■ **Collected data entries**:
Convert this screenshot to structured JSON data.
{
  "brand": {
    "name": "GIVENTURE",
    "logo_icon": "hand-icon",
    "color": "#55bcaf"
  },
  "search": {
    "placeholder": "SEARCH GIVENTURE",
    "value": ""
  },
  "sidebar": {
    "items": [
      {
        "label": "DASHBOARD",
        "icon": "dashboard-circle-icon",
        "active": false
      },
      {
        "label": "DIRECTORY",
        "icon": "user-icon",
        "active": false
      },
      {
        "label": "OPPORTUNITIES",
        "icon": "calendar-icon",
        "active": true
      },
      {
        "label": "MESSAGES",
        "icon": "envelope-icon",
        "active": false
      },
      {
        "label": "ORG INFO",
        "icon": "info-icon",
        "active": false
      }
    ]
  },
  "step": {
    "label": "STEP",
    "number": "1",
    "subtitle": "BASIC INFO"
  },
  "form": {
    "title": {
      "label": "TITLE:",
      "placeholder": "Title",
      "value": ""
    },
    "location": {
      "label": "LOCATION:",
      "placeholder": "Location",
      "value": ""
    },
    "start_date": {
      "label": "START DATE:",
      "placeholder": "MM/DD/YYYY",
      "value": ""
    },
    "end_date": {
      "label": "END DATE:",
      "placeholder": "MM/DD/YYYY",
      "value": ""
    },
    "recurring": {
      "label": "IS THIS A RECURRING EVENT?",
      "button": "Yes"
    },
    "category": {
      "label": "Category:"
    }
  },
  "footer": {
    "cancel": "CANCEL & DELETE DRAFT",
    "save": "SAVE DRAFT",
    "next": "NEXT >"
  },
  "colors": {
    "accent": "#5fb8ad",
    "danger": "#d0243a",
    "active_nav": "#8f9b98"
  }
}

■ **What this task involves**: Each line must be given again exactly as written above.

■ **Output for this exercise**:
Convert this screenshot to structured JSON data.
{
  "brand": {
    "name": "GIVENTURE",
    "logo_icon": "hand-icon",
    "color": "#55bcaf"
  },
  "search": {
    "placeholder": "SEARCH GIVENTURE",
    "value": ""
  },
  "sidebar": {
    "items": [
      {
        "label": "DASHBOARD",
        "icon": "dashboard-circle-icon",
        "active": false
      },
      {
        "label": "DIRECTORY",
        "icon": "user-icon",
        "active": false
      },
      {
        "label": "OPPORTUNITIES",
        "icon": "calendar-icon",
        "active": true
      },
      {
        "label": "MESSAGES",
        "icon": "envelope-icon",
        "active": false
      },
      {
        "label": "ORG INFO",
        "icon": "info-icon",
        "active": false
      }
    ]
  },
  "step": {
    "label": "STEP",
    "number": "1",
    "subtitle": "BASIC INFO"
  },
  "form": {
    "title": {
      "label": "TITLE:",
      "placeholder": "Title",
      "value": ""
    },
    "location": {
      "label": "LOCATION:",
      "placeholder": "Location",
      "value": ""
    },
    "start_date": {
      "label": "START DATE:",
      "placeholder": "MM/DD/YYYY",
      "value": ""
    },
    "end_date": {
      "label": "END DATE:",
      "placeholder": "MM/DD/YYYY",
      "value": ""
    },
    "recurring": {
      "label": "IS THIS A RECURRING EVENT?",
      "button": "Yes"
    },
    "category": {
      "label": "Category:"
    }
  },
  "footer": {
    "cancel": "CANCEL & DELETE DRAFT",
    "save": "SAVE DRAFT",
    "next": "NEXT >"
  },
  "colors": {
    "accent": "#5fb8ad",
    "danger": "#d0243a",
    "active_nav": "#8f9b98"
  }
}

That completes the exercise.